→ **RECORDS FOR THIS EXERCISE**
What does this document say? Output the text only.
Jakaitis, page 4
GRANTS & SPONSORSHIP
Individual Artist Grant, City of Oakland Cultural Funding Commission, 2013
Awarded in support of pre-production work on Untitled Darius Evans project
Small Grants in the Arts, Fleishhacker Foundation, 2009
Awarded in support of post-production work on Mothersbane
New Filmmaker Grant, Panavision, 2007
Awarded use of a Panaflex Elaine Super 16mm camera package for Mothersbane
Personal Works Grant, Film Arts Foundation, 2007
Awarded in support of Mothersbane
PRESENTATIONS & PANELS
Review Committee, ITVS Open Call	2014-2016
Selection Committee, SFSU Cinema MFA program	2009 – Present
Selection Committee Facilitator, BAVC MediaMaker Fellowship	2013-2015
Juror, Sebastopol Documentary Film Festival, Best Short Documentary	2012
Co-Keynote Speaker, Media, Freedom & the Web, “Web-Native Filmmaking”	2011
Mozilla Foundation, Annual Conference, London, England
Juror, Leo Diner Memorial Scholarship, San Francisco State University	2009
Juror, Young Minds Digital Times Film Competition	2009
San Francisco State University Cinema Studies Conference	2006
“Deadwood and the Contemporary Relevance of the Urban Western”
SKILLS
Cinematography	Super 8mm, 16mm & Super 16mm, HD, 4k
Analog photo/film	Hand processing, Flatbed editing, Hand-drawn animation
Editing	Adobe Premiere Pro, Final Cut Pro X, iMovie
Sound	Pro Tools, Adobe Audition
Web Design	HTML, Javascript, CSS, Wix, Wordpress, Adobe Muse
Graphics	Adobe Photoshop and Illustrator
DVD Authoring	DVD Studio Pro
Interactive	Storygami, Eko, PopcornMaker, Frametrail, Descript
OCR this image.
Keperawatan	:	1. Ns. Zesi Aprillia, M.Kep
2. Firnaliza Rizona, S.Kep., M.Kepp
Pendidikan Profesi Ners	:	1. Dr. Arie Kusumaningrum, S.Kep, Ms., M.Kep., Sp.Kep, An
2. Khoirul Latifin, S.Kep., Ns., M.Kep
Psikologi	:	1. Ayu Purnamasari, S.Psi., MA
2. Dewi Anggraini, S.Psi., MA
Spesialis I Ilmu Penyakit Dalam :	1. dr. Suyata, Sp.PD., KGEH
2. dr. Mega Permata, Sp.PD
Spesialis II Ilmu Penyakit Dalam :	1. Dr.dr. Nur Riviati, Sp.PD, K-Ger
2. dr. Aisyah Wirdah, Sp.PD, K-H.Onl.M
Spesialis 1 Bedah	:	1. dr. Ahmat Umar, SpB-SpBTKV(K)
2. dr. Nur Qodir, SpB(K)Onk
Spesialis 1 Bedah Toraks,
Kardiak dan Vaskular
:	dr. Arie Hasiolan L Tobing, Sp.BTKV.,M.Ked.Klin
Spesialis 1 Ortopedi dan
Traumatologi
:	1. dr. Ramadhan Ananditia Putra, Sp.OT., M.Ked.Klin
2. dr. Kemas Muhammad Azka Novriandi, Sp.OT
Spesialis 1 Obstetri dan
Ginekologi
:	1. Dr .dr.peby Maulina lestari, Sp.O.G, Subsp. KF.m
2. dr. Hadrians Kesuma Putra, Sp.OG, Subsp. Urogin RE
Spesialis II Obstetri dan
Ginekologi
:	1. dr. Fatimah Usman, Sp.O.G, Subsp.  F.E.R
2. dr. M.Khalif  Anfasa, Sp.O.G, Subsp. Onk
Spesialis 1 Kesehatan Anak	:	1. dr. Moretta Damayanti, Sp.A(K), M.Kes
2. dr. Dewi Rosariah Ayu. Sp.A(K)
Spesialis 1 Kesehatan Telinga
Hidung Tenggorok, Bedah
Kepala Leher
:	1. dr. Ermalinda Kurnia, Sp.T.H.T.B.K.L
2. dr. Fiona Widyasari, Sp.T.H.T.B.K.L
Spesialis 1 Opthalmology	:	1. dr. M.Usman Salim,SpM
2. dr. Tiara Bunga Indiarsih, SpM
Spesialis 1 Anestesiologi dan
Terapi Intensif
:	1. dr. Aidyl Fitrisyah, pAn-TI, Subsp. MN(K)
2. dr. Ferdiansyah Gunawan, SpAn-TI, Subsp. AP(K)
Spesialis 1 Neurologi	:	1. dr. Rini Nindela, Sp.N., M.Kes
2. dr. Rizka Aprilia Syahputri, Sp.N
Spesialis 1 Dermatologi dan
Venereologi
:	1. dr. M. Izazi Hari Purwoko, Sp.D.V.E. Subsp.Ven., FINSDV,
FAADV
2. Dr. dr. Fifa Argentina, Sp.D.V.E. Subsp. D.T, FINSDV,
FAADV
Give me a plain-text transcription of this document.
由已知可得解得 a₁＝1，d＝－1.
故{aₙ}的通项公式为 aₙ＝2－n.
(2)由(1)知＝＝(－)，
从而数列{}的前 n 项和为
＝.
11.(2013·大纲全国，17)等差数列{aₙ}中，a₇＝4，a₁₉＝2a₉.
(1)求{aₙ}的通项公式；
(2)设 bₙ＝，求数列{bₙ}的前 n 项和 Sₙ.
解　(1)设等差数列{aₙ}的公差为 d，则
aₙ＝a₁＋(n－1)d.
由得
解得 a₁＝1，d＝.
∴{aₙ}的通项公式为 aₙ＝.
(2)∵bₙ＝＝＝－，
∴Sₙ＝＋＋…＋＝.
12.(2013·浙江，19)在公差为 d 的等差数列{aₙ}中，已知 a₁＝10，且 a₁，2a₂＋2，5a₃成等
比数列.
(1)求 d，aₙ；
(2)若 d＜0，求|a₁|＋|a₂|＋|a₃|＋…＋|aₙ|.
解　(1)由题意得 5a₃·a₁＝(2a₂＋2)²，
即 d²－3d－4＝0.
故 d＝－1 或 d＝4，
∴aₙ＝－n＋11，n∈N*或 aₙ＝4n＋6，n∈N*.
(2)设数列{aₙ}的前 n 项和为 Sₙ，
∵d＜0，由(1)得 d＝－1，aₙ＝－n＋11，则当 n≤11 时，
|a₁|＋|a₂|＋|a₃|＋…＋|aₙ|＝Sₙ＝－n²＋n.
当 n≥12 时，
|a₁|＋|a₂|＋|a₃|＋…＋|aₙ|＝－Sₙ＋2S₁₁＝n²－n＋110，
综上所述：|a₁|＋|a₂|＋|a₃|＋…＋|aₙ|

→ **AIM**
Output an exact copy of each record.

→ **RESULT FOR THIS EXERCISE**
What does this document say? Output the text only.
Jakaitis, page 4
GRANTS & SPONSORSHIP
Individual Artist Grant, City of Oakland Cultural Funding Commission, 2013
Awarded in support of pre-production work on Untitled Darius Evans project
Small Grants in the Arts, Fleishhacker Foundation, 2009
Awarded in support of post-production work on Mothersbane
New Filmmaker Grant, Panavision, 2007
Awarded use of a Panaflex Elaine Super 16mm camera package for Mothersbane
Personal Works Grant, Film Arts Foundation, 2007
Awarded in support of Mothersbane
PRESENTATIONS & PANELS
Review Committee, ITVS Open Call	2014-2016
Selection Committee, SFSU Cinema MFA program	2009 – Present
Selection Committee Facilitator, BAVC MediaMaker Fellowship	2013-2015
Juror, Sebastopol Documentary Film Festival, Best Short Documentary	2012
Co-Keynote Speaker, Media, Freedom & the Web, “Web-Native Filmmaking”	2011
Mozilla Foundation, Annual Conference, London, England
Juror, Leo Diner Memorial Scholarship, San Francisco State University	2009
Juror, Young Minds Digital Times Film Competition	2009
San Francisco State University Cinema Studies Conference	2006
“Deadwood and the Contemporary Relevance of the Urban Western”
SKILLS
Cinematography	Super 8mm, 16mm & Super 16mm, HD, 4k
Analog photo/film	Hand processing, Flatbed editing, Hand-drawn animation
Editing	Adobe Premiere Pro, Final Cut Pro X, iMovie
Sound	Pro Tools, Adobe Audition
Web Design	HTML, Javascript, CSS, Wix, Wordpress, Adobe Muse
Graphics	Adobe Photoshop and Illustrator
DVD Authoring	DVD Studio Pro
Interactive	Storygami, Eko, PopcornMaker, Frametrail, Descript
OCR this image.
Keperawatan	:	1. Ns. Zesi Aprillia, M.Kep
2. Firnaliza Rizona, S.Kep., M.Kepp
Pendidikan Profesi Ners	:	1. Dr. Arie Kusumaningrum, S.Kep, Ms., M.Kep., Sp.Kep, An
2. Khoirul Latifin, S.Kep., Ns., M.Kep
Psikologi	:	1. Ayu Purnamasari, S.Psi., MA
2. Dewi Anggraini, S.Psi., MA
Spesialis I Ilmu Penyakit Dalam :	1. dr. Suyata, Sp.PD., KGEH
2. dr. Mega Permata, Sp.PD
Spesialis II Ilmu Penyakit Dalam :	1. Dr.dr. Nur Riviati, Sp.PD, K-Ger
2. dr. Aisyah Wirdah, Sp.PD, K-H.Onl.M
Spesialis 1 Bedah	:	1. dr. Ahmat Umar, SpB-SpBTKV(K)
2. dr. Nur Qodir, SpB(K)Onk
Spesialis 1 Bedah Toraks,
Kardiak dan Vaskular
:	dr. Arie Hasiolan L Tobing, Sp.BTKV.,M.Ked.Klin
Spesialis 1 Ortopedi dan
Traumatologi
:	1. dr. Ramadhan Ananditia Putra, Sp.OT., M.Ked.Klin
2. dr. Kemas Muhammad Azka Novriandi, Sp.OT
Spesialis 1 Obstetri dan
Ginekologi
:	1. Dr .dr.peby Maulina lestari, Sp.O.G, Subsp. KF.m
2. dr. Hadrians Kesuma Putra, Sp.OG, Subsp. Urogin RE
Spesialis II Obstetri dan
Ginekologi
:	1. dr. Fatimah Usman, Sp.O.G, Subsp.  F.E.R
2. dr. M.Khalif  Anfasa, Sp.O.G, Subsp. Onk
Spesialis 1 Kesehatan Anak	:	1. dr. Moretta Damayanti, Sp.A(K), M.Kes
2. dr. Dewi Rosariah Ayu. Sp.A(K)
Spesialis 1 Kesehatan Telinga
Hidung Tenggorok, Bedah
Kepala Leher
:	1. dr. Ermalinda Kurnia, Sp.T.H.T.B.K.L
2. dr. Fiona Widyasari, Sp.T.H.T.B.K.L
Spesialis 1 Opthalmology	:	1. dr. M.Usman Salim,SpM
2. dr. Tiara Bunga Indiarsih, SpM
Spesialis 1 Anestesiologi dan
Terapi Intensif
:	1. dr. Aidyl Fitrisyah, pAn-TI, Subsp. MN(K)
2. dr. Ferdiansyah Gunawan, SpAn-TI, Subsp. AP(K)
Spesialis 1 Neurologi	:	1. dr. Rini Nindela, Sp.N., M.Kes
2. dr. Rizka Aprilia Syahputri, Sp.N
Spesialis 1 Dermatologi dan
Venereologi
:	1. dr. M. Izazi Hari Purwoko, Sp.D.V.E. Subsp.Ven., FINSDV,
FAADV
2. Dr. dr. Fifa Argentina, Sp.D.V.E. Subsp. D.T, FINSDV,
FAADV
Give me a plain-text transcription of this document.
由已知可得解得 a₁＝1，d＝－1.
故{aₙ}的通项公式为 aₙ＝2－n.
(2)由(1)知＝＝(－)，
从而数列{}的前 n 项和为
＝.
11.(2013·大纲全国，17)等差数列{aₙ}中，a₇＝4，a₁₉＝2a₉.
(1)求{aₙ}的通项公式；
(2)设 bₙ＝，求数列{bₙ}的前 n 项和 Sₙ.
解　(1)设等差数列{aₙ}的公差为 d，则
aₙ＝a₁＋(n－1)d.
由得
解得 a₁＝1，d＝.
∴{aₙ}的通项公式为 aₙ＝.
(2)∵bₙ＝＝＝－，
∴Sₙ＝＋＋…＋＝.
12.(2013·浙江，19)在公差为 d 的等差数列{aₙ}中，已知 a₁＝10，且 a₁，2a₂＋2，5a₃成等
比数列.
(1)求 d，aₙ；
(2)若 d＜0，求|a₁|＋|a₂|＋|a₃|＋…＋|aₙ|.
解　(1)由题意得 5a₃·a₁＝(2a₂＋2)²，
即 d²－3d－4＝0.
故 d＝－1 或 d＝4，
∴aₙ＝－n＋11，n∈N*或 aₙ＝4n＋6，n∈N*.
(2)设数列{aₙ}的前 n 项和为 Sₙ，
∵d＜0，由(1)得 d＝－1，aₙ＝－n＋11，则当 n≤11 时，
|a₁|＋|a₂|＋|a₃|＋…＋|aₙ|＝Sₙ＝－n²＋n.
当 n≥12 时，
|a₁|＋|a₂|＋|a₃|＋…＋|aₙ|＝－Sₙ＋2S₁₁＝n²－n＋110，
综上所述：|a₁|＋|a₂|＋|a₃|＋…＋|aₙ|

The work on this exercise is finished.